> [Stated exercise] Work through the data and report how many lines include the string "name", giving the number alone.

(Dataset rows about figures)

╔══

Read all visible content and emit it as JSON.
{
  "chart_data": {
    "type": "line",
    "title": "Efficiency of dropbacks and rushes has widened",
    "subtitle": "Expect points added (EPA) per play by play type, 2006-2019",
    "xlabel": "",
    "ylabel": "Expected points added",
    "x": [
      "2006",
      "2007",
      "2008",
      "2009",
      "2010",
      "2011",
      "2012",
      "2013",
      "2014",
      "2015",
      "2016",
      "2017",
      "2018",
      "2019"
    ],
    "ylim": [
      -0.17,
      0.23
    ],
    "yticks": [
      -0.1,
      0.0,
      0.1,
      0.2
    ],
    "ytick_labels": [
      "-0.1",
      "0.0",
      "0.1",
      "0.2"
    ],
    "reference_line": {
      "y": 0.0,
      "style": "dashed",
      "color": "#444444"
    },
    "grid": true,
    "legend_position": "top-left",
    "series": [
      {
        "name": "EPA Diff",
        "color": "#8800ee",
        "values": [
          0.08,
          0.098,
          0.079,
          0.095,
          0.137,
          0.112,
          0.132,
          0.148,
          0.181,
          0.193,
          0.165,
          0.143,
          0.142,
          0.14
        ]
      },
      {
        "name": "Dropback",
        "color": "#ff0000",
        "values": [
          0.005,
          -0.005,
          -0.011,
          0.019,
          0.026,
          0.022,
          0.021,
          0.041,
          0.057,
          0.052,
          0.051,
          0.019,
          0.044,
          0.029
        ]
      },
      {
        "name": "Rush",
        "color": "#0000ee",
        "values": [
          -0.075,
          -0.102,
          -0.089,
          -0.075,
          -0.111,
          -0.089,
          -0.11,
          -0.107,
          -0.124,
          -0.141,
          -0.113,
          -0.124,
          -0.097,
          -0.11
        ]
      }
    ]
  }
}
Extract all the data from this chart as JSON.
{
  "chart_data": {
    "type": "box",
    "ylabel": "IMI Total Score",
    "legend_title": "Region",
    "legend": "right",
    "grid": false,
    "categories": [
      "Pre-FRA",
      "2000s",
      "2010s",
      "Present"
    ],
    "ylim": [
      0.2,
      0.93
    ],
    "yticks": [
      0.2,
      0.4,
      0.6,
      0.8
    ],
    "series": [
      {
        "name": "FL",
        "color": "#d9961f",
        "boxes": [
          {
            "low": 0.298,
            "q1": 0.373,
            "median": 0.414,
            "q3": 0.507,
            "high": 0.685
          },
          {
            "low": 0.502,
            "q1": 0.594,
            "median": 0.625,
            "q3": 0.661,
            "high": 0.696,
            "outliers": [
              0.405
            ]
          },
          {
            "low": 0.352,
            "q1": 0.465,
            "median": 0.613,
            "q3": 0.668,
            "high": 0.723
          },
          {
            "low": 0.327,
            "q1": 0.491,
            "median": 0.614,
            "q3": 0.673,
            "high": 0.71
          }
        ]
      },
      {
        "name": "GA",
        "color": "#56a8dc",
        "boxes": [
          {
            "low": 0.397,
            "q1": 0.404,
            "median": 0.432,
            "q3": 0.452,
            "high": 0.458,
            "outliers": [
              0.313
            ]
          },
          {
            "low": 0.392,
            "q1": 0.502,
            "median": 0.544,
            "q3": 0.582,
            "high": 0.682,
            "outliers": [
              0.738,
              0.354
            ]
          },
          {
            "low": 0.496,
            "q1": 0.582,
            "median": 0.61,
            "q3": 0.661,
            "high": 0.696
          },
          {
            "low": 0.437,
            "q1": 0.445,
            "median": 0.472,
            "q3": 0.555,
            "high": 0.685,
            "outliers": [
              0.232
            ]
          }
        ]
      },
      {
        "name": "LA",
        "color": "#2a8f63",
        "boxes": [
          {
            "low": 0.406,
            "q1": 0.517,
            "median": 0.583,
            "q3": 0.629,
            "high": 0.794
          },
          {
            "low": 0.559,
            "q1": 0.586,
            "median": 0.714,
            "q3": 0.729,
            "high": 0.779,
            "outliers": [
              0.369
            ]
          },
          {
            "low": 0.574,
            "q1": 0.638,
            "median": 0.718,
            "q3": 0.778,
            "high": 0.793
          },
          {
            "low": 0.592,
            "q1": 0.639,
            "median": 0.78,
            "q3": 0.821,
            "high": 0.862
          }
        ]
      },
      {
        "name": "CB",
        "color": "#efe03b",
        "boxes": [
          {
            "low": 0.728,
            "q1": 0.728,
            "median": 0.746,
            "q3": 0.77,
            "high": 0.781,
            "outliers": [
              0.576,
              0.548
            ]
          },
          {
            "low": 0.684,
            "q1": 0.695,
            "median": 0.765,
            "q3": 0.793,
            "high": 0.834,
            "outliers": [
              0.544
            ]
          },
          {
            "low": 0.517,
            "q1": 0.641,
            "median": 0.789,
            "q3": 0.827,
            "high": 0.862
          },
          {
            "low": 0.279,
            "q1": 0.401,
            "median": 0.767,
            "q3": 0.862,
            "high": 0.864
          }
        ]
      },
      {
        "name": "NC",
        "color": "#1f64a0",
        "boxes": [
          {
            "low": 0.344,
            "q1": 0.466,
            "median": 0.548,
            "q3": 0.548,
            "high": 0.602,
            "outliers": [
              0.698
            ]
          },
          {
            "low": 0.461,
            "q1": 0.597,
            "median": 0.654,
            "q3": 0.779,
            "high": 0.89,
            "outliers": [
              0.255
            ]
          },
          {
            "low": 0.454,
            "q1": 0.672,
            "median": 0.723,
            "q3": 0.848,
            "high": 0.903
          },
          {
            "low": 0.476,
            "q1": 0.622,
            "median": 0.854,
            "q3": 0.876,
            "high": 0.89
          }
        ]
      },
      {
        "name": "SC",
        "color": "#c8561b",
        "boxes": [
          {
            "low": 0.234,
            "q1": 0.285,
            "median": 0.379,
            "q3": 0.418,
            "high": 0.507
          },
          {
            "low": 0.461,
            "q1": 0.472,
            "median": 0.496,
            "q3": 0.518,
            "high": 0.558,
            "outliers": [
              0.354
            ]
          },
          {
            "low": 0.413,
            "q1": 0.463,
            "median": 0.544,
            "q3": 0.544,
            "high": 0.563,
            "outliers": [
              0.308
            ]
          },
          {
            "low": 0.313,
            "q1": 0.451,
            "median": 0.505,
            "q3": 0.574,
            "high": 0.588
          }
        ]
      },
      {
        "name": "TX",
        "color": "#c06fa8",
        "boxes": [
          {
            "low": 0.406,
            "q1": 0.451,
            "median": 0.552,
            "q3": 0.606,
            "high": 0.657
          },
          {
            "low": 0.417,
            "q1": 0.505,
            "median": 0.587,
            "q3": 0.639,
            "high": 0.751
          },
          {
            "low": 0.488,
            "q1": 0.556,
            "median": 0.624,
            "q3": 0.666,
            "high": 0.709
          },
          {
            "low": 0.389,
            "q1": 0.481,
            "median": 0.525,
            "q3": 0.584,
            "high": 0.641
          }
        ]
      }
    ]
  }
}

╚══

> [Output] 10